:: Recorded information

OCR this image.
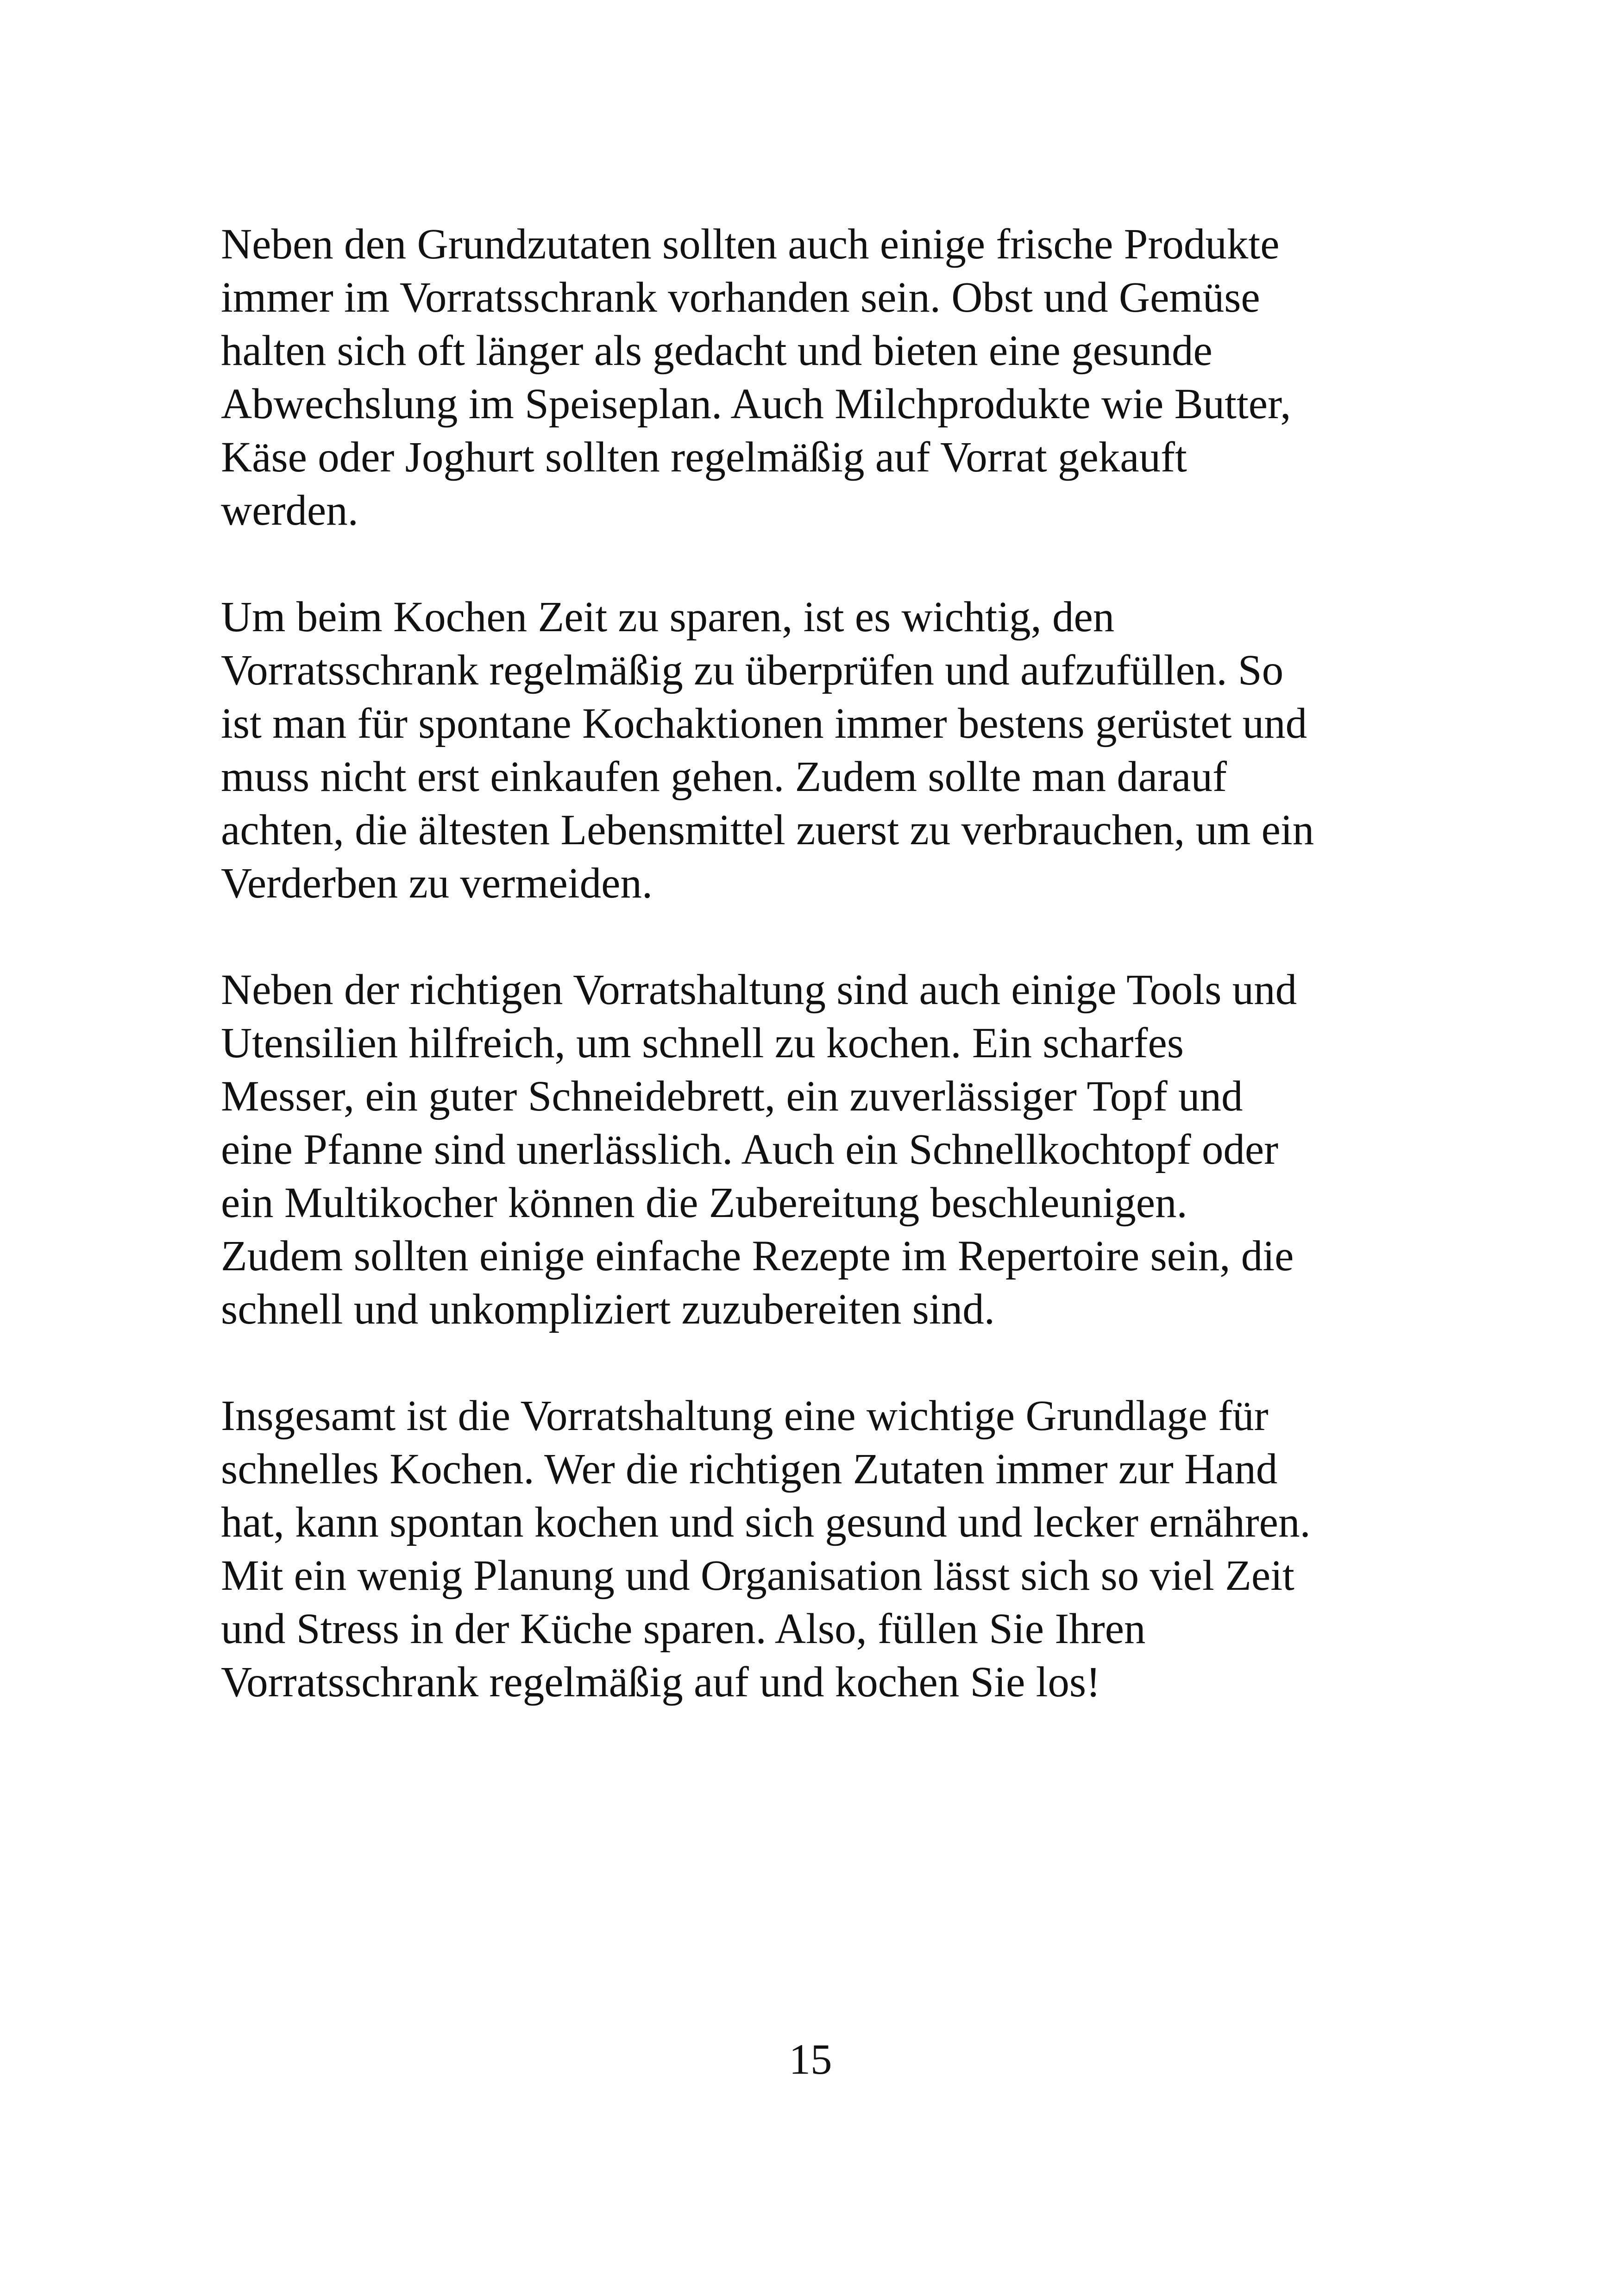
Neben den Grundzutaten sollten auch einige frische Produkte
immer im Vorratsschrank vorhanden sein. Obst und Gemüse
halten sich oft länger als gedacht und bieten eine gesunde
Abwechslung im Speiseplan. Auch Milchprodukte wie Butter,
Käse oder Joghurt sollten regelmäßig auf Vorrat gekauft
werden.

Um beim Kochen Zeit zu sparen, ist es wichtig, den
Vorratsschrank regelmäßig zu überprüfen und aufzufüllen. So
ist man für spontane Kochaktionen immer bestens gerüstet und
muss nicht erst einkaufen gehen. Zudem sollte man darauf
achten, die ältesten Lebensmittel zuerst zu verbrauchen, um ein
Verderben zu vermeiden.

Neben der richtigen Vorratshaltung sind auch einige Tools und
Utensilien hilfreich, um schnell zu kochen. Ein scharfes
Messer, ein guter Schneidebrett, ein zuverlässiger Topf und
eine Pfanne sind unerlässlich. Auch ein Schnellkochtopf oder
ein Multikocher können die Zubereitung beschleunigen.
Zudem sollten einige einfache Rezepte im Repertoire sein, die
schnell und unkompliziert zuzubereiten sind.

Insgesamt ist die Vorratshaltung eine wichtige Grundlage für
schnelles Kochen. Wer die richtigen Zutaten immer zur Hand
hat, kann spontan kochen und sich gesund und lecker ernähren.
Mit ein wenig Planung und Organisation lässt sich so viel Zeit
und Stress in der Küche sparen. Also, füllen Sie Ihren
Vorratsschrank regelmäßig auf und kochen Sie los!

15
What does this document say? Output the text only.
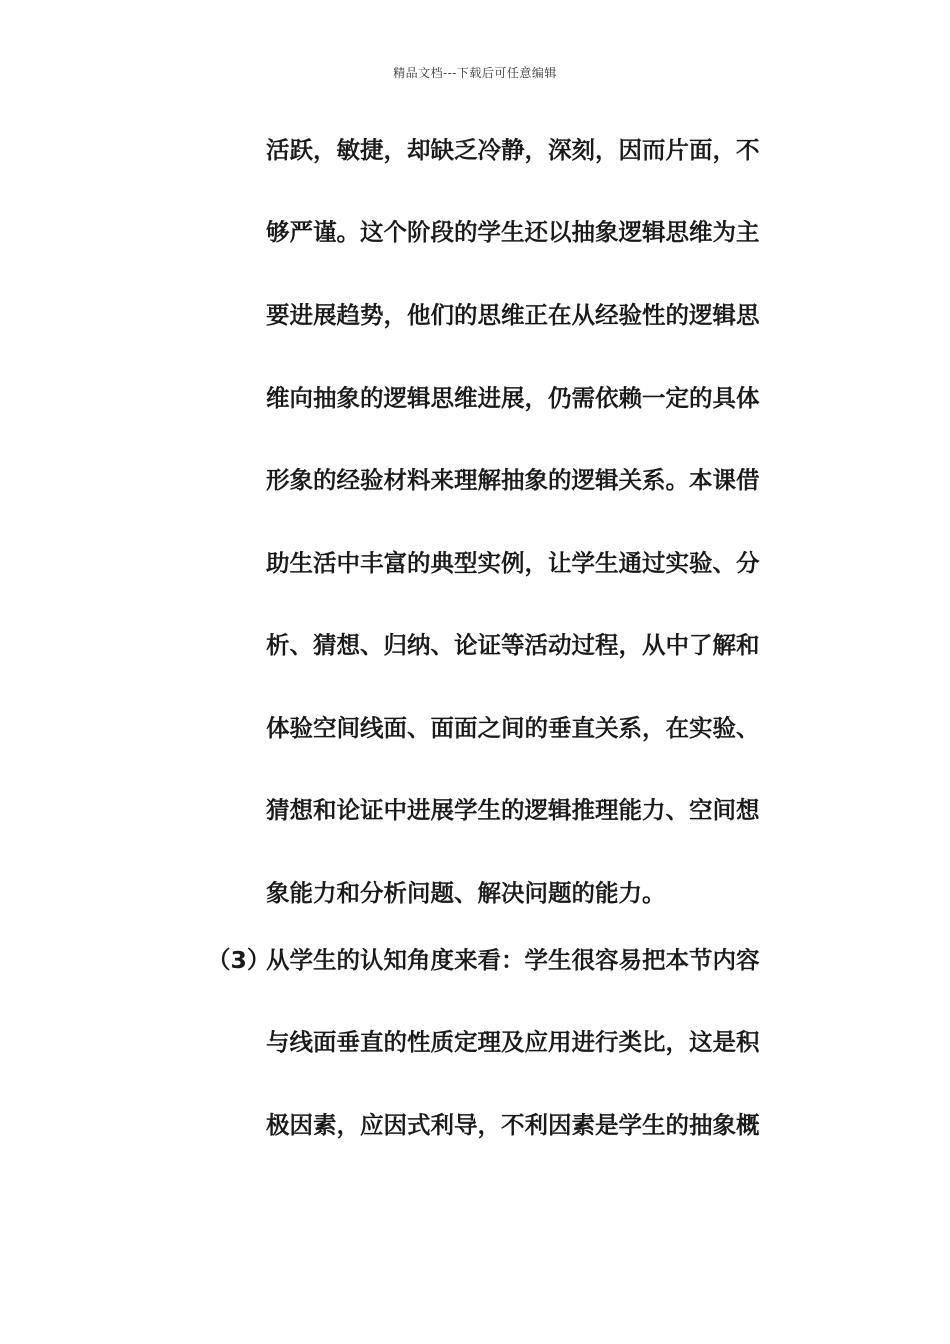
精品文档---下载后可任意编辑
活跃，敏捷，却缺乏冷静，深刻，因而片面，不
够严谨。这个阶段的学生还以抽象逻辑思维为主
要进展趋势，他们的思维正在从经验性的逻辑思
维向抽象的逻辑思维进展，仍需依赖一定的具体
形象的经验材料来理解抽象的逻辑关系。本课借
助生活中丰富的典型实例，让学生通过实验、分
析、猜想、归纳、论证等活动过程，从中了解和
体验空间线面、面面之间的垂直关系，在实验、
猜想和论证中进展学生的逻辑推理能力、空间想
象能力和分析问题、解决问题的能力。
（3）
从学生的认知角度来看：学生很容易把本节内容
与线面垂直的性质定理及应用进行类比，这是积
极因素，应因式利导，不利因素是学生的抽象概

::::

- _Task prompt_: Nothing but the pictures may be dropped; output the records above exactly.

- _Finished exercise_:
OCR this image.
Neben den Grundzutaten sollten auch einige frische Produkte
immer im Vorratsschrank vorhanden sein. Obst und Gemüse
halten sich oft länger als gedacht und bieten eine gesunde
Abwechslung im Speiseplan. Auch Milchprodukte wie Butter,
Käse oder Joghurt sollten regelmäßig auf Vorrat gekauft
werden.

Um beim Kochen Zeit zu sparen, ist es wichtig, den
Vorratsschrank regelmäßig zu überprüfen und aufzufüllen. So
ist man für spontane Kochaktionen immer bestens gerüstet und
muss nicht erst einkaufen gehen. Zudem sollte man darauf
achten, die ältesten Lebensmittel zuerst zu verbrauchen, um ein
Verderben zu vermeiden.

Neben der richtigen Vorratshaltung sind auch einige Tools und
Utensilien hilfreich, um schnell zu kochen. Ein scharfes
Messer, ein guter Schneidebrett, ein zuverlässiger Topf und
eine Pfanne sind unerlässlich. Auch ein Schnellkochtopf oder
ein Multikocher können die Zubereitung beschleunigen.
Zudem sollten einige einfache Rezepte im Repertoire sein, die
schnell und unkompliziert zuzubereiten sind.

Insgesamt ist die Vorratshaltung eine wichtige Grundlage für
schnelles Kochen. Wer die richtigen Zutaten immer zur Hand
hat, kann spontan kochen und sich gesund und lecker ernähren.
Mit ein wenig Planung und Organisation lässt sich so viel Zeit
und Stress in der Küche sparen. Also, füllen Sie Ihren
Vorratsschrank regelmäßig auf und kochen Sie los!

15
What does this document say? Output the text only.
精品文档---下载后可任意编辑
活跃，敏捷，却缺乏冷静，深刻，因而片面，不
够严谨。这个阶段的学生还以抽象逻辑思维为主
要进展趋势，他们的思维正在从经验性的逻辑思
维向抽象的逻辑思维进展，仍需依赖一定的具体
形象的经验材料来理解抽象的逻辑关系。本课借
助生活中丰富的典型实例，让学生通过实验、分
析、猜想、归纳、论证等活动过程，从中了解和
体验空间线面、面面之间的垂直关系，在实验、
猜想和论证中进展学生的逻辑推理能力、空间想
象能力和分析问题、解决问题的能力。
（3）
从学生的认知角度来看：学生很容易把本节内容
与线面垂直的性质定理及应用进行类比，这是积
极因素，应因式利导，不利因素是学生的抽象概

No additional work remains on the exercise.